### Record excerpts
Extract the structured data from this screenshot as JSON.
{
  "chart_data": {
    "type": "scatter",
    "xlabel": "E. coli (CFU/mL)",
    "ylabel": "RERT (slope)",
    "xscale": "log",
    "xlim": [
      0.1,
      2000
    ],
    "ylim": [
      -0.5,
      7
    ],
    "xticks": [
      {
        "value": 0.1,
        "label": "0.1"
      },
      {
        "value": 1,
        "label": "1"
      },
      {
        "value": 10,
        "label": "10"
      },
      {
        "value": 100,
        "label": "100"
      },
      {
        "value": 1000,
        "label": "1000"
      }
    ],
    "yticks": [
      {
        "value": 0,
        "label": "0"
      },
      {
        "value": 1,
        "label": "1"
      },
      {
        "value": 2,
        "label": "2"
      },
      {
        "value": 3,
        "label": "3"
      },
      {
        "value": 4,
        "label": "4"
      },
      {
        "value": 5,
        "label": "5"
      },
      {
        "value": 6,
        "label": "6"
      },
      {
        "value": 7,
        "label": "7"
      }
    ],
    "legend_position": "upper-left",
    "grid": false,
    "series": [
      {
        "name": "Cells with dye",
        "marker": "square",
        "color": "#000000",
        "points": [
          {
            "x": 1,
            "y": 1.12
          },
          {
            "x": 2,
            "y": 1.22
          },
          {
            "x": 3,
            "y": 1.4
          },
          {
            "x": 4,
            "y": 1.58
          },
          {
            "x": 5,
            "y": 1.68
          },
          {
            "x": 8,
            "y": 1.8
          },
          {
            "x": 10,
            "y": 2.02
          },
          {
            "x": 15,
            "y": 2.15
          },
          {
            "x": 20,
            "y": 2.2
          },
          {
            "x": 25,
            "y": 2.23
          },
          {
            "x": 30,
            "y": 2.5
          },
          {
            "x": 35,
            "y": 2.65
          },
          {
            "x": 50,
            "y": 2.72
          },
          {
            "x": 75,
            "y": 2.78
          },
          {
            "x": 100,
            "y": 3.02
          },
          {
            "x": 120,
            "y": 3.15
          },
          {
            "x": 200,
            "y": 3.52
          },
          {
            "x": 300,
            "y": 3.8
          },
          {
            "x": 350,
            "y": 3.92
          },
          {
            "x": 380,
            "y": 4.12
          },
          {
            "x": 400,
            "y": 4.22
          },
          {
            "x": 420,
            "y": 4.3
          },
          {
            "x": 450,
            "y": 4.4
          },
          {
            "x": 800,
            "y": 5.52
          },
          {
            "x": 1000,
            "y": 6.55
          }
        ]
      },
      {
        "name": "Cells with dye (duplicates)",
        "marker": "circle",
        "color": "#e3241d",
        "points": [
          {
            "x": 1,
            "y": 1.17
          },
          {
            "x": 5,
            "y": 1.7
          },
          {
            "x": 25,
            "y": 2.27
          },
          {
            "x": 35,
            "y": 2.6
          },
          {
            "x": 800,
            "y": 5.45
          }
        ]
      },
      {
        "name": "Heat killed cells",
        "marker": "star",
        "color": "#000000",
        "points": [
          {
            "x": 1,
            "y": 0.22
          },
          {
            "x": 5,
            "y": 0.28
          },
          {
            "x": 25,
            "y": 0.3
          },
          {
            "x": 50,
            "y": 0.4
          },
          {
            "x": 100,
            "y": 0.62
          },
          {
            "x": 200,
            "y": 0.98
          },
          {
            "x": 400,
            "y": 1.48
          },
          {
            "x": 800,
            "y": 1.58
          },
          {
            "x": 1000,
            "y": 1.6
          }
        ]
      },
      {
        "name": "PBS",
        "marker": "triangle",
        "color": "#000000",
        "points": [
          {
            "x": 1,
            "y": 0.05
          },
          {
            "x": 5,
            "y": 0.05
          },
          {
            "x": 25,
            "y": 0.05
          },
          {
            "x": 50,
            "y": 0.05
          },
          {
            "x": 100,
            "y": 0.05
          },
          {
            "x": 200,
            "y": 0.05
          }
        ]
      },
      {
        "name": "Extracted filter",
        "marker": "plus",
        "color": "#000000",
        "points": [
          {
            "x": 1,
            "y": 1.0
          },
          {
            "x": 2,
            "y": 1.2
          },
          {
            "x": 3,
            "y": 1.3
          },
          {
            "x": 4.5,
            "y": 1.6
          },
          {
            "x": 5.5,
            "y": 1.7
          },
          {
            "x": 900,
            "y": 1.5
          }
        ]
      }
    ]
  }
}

### What you will do
Word for word, repeat each entry shown above.

### Exercise response
Extract the structured data from this screenshot as JSON.
{
  "chart_data": {
    "type": "scatter",
    "xlabel": "E. coli (CFU/mL)",
    "ylabel": "RERT (slope)",
    "xscale": "log",
    "xlim": [
      0.1,
      2000
    ],
    "ylim": [
      -0.5,
      7
    ],
    "xticks": [
      {
        "value": 0.1,
        "label": "0.1"
      },
      {
        "value": 1,
        "label": "1"
      },
      {
        "value": 10,
        "label": "10"
      },
      {
        "value": 100,
        "label": "100"
      },
      {
        "value": 1000,
        "label": "1000"
      }
    ],
    "yticks": [
      {
        "value": 0,
        "label": "0"
      },
      {
        "value": 1,
        "label": "1"
      },
      {
        "value": 2,
        "label": "2"
      },
      {
        "value": 3,
        "label": "3"
      },
      {
        "value": 4,
        "label": "4"
      },
      {
        "value": 5,
        "label": "5"
      },
      {
        "value": 6,
        "label": "6"
      },
      {
        "value": 7,
        "label": "7"
      }
    ],
    "legend_position": "upper-left",
    "grid": false,
    "series": [
      {
        "name": "Cells with dye",
        "marker": "square",
        "color": "#000000",
        "points": [
          {
            "x": 1,
            "y": 1.12
          },
          {
            "x": 2,
            "y": 1.22
          },
          {
            "x": 3,
            "y": 1.4
          },
          {
            "x": 4,
            "y": 1.58
          },
          {
            "x": 5,
            "y": 1.68
          },
          {
            "x": 8,
            "y": 1.8
          },
          {
            "x": 10,
            "y": 2.02
          },
          {
            "x": 15,
            "y": 2.15
          },
          {
            "x": 20,
            "y": 2.2
          },
          {
            "x": 25,
            "y": 2.23
          },
          {
            "x": 30,
            "y": 2.5
          },
          {
            "x": 35,
            "y": 2.65
          },
          {
            "x": 50,
            "y": 2.72
          },
          {
            "x": 75,
            "y": 2.78
          },
          {
            "x": 100,
            "y": 3.02
          },
          {
            "x": 120,
            "y": 3.15
          },
          {
            "x": 200,
            "y": 3.52
          },
          {
            "x": 300,
            "y": 3.8
          },
          {
            "x": 350,
            "y": 3.92
          },
          {
            "x": 380,
            "y": 4.12
          },
          {
            "x": 400,
            "y": 4.22
          },
          {
            "x": 420,
            "y": 4.3
          },
          {
            "x": 450,
            "y": 4.4
          },
          {
            "x": 800,
            "y": 5.52
          },
          {
            "x": 1000,
            "y": 6.55
          }
        ]
      },
      {
        "name": "Cells with dye (duplicates)",
        "marker": "circle",
        "color": "#e3241d",
        "points": [
          {
            "x": 1,
            "y": 1.17
          },
          {
            "x": 5,
            "y": 1.7
          },
          {
            "x": 25,
            "y": 2.27
          },
          {
            "x": 35,
            "y": 2.6
          },
          {
            "x": 800,
            "y": 5.45
          }
        ]
      },
      {
        "name": "Heat killed cells",
        "marker": "star",
        "color": "#000000",
        "points": [
          {
            "x": 1,
            "y": 0.22
          },
          {
            "x": 5,
            "y": 0.28
          },
          {
            "x": 25,
            "y": 0.3
          },
          {
            "x": 50,
            "y": 0.4
          },
          {
            "x": 100,
            "y": 0.62
          },
          {
            "x": 200,
            "y": 0.98
          },
          {
            "x": 400,
            "y": 1.48
          },
          {
            "x": 800,
            "y": 1.58
          },
          {
            "x": 1000,
            "y": 1.6
          }
        ]
      },
      {
        "name": "PBS",
        "marker": "triangle",
        "color": "#000000",
        "points": [
          {
            "x": 1,
            "y": 0.05
          },
          {
            "x": 5,
            "y": 0.05
          },
          {
            "x": 25,
            "y": 0.05
          },
          {
            "x": 50,
            "y": 0.05
          },
          {
            "x": 100,
            "y": 0.05
          },
          {
            "x": 200,
            "y": 0.05
          }
        ]
      },
      {
        "name": "Extracted filter",
        "marker": "plus",
        "color": "#000000",
        "points": [
          {
            "x": 1,
            "y": 1.0
          },
          {
            "x": 2,
            "y": 1.2
          },
          {
            "x": 3,
            "y": 1.3
          },
          {
            "x": 4.5,
            "y": 1.6
          },
          {
            "x": 5.5,
            "y": 1.7
          },
          {
            "x": 900,
            "y": 1.5
          }
        ]
      }
    ]
  }
}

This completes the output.